↓

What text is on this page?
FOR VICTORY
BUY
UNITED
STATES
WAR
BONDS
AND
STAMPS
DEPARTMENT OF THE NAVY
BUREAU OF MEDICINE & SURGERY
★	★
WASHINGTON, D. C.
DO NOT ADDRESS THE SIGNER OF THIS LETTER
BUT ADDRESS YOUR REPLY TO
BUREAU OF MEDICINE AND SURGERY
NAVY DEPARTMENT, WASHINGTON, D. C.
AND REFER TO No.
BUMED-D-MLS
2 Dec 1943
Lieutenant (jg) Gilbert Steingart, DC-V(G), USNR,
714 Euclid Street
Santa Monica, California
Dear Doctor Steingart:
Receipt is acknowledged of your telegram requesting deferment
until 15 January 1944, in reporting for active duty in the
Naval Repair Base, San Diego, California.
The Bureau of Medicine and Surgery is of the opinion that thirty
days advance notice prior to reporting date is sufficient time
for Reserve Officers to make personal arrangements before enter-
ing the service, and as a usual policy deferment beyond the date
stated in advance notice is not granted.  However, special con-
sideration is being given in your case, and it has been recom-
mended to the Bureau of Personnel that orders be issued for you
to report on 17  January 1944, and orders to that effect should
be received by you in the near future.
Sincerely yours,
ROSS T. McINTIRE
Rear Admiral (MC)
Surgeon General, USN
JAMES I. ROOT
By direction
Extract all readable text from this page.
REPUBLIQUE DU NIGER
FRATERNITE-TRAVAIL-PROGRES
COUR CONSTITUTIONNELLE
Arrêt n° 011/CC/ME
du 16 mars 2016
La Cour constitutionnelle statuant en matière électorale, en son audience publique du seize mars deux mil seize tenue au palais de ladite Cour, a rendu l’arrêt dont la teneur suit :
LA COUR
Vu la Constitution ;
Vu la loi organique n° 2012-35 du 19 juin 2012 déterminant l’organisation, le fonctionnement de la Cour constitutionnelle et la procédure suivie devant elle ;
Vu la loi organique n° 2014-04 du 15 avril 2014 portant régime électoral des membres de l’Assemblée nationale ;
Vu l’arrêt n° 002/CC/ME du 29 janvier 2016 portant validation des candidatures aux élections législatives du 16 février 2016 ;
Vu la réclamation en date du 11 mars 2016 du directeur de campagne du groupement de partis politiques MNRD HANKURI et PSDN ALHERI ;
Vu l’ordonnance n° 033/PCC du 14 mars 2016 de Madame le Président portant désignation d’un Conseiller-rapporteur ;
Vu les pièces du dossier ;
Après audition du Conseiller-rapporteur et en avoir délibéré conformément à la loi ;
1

↑

### EXERCISE DESCRIPTION
Report back each line of the entries that holds the string "DEPARTMENT".

### CORRECT ANSWER
DEPARTMENT OF THE NAVY
NAVY DEPARTMENT, WASHINGTON, D. C.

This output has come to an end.